Extracted records
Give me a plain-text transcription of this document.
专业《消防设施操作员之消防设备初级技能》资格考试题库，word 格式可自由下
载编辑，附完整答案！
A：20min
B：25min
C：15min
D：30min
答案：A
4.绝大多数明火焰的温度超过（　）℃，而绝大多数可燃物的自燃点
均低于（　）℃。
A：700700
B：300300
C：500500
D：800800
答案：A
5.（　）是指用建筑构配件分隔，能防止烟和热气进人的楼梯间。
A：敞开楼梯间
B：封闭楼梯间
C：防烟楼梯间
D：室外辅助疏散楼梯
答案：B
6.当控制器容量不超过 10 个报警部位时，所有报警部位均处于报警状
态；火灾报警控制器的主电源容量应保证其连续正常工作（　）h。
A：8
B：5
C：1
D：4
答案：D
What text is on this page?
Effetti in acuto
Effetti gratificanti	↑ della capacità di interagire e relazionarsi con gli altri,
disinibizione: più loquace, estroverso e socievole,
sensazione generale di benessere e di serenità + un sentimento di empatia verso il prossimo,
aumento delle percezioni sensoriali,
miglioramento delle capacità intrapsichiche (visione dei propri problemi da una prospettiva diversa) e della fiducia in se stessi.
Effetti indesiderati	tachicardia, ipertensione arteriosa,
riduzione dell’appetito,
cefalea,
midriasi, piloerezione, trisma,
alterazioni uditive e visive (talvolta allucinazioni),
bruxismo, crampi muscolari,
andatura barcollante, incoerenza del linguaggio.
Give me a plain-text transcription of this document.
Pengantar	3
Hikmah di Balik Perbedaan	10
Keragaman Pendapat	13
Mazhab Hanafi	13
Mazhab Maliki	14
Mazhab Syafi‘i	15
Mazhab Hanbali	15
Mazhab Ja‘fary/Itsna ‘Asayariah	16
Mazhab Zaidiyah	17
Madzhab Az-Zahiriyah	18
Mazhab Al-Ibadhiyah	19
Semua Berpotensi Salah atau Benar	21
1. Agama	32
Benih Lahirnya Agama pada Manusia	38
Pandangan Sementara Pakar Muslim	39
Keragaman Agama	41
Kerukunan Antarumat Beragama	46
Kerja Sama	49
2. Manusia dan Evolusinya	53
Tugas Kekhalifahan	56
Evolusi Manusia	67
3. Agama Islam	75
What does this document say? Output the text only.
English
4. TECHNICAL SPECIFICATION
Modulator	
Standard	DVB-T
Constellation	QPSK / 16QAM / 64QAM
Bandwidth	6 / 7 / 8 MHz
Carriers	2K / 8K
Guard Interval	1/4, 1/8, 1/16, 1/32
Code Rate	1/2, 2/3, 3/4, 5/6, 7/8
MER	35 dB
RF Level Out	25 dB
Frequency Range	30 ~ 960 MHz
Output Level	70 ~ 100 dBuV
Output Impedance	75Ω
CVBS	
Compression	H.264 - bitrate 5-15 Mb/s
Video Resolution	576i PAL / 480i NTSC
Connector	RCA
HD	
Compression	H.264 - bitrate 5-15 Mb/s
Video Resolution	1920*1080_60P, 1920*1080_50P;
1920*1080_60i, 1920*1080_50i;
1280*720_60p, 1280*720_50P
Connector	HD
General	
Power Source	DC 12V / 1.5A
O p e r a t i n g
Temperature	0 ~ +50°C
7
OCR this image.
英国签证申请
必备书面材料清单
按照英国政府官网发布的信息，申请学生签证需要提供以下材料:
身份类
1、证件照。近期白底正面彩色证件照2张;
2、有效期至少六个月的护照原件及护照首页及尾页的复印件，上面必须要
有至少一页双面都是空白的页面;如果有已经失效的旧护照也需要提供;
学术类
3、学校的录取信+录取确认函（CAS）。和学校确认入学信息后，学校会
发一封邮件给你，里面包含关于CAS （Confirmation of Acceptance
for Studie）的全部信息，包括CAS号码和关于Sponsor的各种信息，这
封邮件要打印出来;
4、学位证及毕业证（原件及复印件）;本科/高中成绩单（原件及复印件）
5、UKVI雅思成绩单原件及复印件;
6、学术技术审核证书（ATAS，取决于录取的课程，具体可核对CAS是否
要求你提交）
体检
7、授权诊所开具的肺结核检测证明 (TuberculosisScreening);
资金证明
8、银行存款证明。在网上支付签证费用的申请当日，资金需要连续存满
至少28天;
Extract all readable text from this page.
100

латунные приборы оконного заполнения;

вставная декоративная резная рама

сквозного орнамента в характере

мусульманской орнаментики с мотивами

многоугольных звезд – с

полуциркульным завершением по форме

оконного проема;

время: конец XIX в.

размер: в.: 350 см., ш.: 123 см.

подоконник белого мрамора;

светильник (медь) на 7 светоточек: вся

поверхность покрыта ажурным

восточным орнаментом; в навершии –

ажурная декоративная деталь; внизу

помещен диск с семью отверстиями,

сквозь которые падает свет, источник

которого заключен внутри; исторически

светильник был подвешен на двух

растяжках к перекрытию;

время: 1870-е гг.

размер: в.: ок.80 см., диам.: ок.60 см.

*Do this*: Only lines with "Level" are wanted here; list each of them.

*Answer for this exercise*:
RF Level Out	25 dB
Output Level	70 ~ 100 dBuV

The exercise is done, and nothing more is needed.